[Figure content listings]
***
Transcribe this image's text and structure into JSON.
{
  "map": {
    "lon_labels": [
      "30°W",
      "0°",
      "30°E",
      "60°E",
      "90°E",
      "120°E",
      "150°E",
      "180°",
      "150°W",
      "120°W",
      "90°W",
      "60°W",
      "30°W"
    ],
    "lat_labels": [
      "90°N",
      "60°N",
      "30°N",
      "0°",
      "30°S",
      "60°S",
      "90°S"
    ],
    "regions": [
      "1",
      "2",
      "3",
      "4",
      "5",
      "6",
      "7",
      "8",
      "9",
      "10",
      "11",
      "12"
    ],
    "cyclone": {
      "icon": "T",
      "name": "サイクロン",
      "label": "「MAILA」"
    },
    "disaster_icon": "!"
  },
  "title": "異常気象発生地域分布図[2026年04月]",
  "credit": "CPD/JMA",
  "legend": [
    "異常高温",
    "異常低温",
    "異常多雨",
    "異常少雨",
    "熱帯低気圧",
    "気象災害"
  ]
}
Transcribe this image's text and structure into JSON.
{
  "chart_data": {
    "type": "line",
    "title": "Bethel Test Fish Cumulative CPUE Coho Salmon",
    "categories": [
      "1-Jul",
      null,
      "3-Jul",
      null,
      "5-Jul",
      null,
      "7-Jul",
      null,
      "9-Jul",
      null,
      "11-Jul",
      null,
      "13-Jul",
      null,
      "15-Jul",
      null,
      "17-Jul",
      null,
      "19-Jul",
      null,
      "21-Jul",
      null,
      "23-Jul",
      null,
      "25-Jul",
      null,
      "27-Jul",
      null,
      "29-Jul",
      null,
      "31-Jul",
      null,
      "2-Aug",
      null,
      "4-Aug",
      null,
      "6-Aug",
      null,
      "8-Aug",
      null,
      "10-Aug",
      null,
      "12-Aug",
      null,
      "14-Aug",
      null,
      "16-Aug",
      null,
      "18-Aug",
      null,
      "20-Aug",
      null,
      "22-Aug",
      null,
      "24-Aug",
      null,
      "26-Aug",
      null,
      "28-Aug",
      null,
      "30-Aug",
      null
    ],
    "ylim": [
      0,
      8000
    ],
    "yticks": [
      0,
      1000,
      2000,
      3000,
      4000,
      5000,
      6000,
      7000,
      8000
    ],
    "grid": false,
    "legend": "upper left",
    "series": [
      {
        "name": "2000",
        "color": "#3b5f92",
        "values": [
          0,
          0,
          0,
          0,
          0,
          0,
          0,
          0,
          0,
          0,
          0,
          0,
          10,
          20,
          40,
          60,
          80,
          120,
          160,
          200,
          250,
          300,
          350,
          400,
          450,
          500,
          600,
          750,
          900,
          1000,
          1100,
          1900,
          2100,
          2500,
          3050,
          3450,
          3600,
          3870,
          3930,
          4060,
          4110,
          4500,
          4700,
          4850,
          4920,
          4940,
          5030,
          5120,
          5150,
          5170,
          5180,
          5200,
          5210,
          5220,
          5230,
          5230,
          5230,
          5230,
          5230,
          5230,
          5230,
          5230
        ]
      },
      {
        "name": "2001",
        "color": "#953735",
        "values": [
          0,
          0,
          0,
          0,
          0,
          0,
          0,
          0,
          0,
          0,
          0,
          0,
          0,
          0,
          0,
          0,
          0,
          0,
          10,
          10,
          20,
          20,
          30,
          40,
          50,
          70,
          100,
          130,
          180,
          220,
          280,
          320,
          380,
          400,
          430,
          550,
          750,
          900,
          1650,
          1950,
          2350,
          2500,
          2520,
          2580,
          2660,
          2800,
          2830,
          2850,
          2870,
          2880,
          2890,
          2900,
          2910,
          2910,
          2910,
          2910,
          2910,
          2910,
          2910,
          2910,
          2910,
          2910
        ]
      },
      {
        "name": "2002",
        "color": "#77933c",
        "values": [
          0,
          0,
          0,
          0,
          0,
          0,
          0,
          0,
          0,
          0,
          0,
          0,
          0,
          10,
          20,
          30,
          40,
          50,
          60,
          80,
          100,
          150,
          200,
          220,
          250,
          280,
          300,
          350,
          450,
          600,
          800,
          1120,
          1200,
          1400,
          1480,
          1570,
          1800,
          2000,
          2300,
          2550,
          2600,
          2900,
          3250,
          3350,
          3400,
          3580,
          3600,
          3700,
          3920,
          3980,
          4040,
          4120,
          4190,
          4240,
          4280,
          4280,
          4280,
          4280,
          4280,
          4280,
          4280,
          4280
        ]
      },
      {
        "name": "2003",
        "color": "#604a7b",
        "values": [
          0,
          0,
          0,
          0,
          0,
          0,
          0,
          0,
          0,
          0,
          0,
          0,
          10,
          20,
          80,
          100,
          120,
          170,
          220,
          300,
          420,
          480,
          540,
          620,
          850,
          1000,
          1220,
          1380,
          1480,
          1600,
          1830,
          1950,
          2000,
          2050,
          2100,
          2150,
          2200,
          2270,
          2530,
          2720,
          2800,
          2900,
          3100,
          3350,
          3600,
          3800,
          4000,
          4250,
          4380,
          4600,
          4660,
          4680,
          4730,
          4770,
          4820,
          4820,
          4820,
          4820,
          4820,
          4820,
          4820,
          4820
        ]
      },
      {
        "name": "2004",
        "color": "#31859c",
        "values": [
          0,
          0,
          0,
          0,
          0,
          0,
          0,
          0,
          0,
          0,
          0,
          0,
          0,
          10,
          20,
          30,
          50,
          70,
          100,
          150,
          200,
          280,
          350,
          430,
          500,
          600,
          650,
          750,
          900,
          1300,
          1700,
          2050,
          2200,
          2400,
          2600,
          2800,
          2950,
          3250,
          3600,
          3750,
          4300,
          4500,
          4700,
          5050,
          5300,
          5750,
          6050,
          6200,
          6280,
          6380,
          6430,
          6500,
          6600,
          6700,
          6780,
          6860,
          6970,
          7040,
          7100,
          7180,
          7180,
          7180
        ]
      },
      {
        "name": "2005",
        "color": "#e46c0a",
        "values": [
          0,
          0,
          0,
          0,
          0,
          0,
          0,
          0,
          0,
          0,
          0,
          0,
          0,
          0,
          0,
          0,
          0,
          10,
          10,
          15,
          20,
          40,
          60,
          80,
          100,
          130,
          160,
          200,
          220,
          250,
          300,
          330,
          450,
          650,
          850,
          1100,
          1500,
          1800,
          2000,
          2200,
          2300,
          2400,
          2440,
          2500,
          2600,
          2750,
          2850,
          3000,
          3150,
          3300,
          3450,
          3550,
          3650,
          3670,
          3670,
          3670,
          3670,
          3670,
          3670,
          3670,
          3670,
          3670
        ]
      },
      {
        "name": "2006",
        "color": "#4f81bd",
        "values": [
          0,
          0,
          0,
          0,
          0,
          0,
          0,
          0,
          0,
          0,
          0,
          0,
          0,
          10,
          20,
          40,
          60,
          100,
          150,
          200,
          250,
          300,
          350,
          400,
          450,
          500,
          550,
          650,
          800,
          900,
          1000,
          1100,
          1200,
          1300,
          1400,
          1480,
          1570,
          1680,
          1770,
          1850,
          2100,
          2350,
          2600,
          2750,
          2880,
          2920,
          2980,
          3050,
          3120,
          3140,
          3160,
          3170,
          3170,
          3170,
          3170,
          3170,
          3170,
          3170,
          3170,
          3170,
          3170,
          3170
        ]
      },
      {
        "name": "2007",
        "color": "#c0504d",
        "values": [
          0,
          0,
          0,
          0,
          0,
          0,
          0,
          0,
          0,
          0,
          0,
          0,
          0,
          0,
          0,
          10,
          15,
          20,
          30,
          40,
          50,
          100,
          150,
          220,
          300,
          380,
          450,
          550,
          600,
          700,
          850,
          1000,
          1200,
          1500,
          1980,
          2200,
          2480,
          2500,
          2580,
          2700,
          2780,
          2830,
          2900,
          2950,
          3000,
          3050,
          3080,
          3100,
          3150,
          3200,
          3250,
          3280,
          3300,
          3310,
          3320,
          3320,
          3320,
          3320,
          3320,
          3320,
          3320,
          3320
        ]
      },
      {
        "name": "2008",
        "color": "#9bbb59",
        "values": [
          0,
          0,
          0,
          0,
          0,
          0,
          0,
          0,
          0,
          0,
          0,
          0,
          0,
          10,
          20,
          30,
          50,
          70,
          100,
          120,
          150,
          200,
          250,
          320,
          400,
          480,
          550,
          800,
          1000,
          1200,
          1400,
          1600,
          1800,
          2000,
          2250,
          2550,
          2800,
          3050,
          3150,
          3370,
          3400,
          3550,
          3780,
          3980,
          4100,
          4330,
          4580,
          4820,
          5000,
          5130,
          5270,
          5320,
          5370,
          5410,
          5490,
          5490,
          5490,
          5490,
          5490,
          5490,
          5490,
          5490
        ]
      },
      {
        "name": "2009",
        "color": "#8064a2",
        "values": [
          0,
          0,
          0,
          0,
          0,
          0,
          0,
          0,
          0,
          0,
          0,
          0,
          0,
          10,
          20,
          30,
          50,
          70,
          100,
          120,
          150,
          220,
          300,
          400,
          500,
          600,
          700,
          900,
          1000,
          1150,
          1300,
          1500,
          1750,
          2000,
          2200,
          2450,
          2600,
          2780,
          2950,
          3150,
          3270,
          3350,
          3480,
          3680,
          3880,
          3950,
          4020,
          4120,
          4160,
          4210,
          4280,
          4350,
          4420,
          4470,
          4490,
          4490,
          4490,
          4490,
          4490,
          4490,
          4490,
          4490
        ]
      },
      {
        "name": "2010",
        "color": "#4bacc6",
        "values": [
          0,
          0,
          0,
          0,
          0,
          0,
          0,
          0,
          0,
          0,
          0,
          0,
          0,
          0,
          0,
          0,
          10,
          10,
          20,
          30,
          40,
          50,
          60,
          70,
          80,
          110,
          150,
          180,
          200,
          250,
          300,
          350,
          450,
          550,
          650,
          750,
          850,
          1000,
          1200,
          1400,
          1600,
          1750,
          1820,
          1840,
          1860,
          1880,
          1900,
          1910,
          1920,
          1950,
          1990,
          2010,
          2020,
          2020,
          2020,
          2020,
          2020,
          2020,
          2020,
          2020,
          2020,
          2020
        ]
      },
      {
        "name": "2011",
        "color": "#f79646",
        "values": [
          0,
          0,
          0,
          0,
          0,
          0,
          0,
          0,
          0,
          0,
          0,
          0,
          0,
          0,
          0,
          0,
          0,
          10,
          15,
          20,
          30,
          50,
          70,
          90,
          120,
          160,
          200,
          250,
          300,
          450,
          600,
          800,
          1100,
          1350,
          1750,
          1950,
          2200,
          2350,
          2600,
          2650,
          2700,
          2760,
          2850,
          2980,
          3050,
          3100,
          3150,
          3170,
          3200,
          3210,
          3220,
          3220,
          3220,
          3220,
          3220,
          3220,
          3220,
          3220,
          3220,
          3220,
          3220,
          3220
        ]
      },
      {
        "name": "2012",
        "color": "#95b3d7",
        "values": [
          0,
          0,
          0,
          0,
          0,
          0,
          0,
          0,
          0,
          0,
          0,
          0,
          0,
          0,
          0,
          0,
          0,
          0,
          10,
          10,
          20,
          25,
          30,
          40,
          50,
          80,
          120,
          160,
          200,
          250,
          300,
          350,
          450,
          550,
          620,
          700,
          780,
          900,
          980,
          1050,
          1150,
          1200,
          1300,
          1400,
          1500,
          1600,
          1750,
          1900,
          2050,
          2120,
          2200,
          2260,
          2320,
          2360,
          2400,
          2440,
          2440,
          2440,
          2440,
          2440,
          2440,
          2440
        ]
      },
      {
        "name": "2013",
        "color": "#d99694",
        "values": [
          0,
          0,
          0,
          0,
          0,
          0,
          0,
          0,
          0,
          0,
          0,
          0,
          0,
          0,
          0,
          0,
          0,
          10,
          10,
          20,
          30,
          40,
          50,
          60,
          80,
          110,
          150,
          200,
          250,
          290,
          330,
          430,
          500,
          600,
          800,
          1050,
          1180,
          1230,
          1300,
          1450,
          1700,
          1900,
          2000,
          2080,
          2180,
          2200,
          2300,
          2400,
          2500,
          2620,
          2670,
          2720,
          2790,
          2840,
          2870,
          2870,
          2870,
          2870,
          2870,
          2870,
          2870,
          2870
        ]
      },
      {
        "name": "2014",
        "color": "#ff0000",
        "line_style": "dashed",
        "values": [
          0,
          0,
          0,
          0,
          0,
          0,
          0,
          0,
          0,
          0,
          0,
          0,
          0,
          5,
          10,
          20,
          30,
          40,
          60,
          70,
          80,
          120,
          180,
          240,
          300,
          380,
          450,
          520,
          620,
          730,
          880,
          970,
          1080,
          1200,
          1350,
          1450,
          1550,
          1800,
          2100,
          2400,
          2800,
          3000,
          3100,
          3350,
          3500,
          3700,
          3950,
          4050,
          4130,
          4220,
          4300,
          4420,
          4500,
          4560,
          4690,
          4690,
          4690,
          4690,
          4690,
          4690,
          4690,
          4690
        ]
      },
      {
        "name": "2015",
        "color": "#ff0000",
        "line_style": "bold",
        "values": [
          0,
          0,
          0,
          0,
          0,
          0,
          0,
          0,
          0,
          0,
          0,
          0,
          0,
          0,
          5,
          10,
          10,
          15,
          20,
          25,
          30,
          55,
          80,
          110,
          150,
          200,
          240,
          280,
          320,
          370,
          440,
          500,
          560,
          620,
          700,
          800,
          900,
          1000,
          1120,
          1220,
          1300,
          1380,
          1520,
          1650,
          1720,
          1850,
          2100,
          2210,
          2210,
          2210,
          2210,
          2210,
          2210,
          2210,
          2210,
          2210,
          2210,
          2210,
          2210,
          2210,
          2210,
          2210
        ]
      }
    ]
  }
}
***
OBJECTIVE: Which lines contain "title"? Copy each of them.

FULL ANSWER:
  "title": "異常気象発生地域分布図[2026年04月]",
    "title": "Bethel Test Fish Cumulative CPUE Coho Salmon",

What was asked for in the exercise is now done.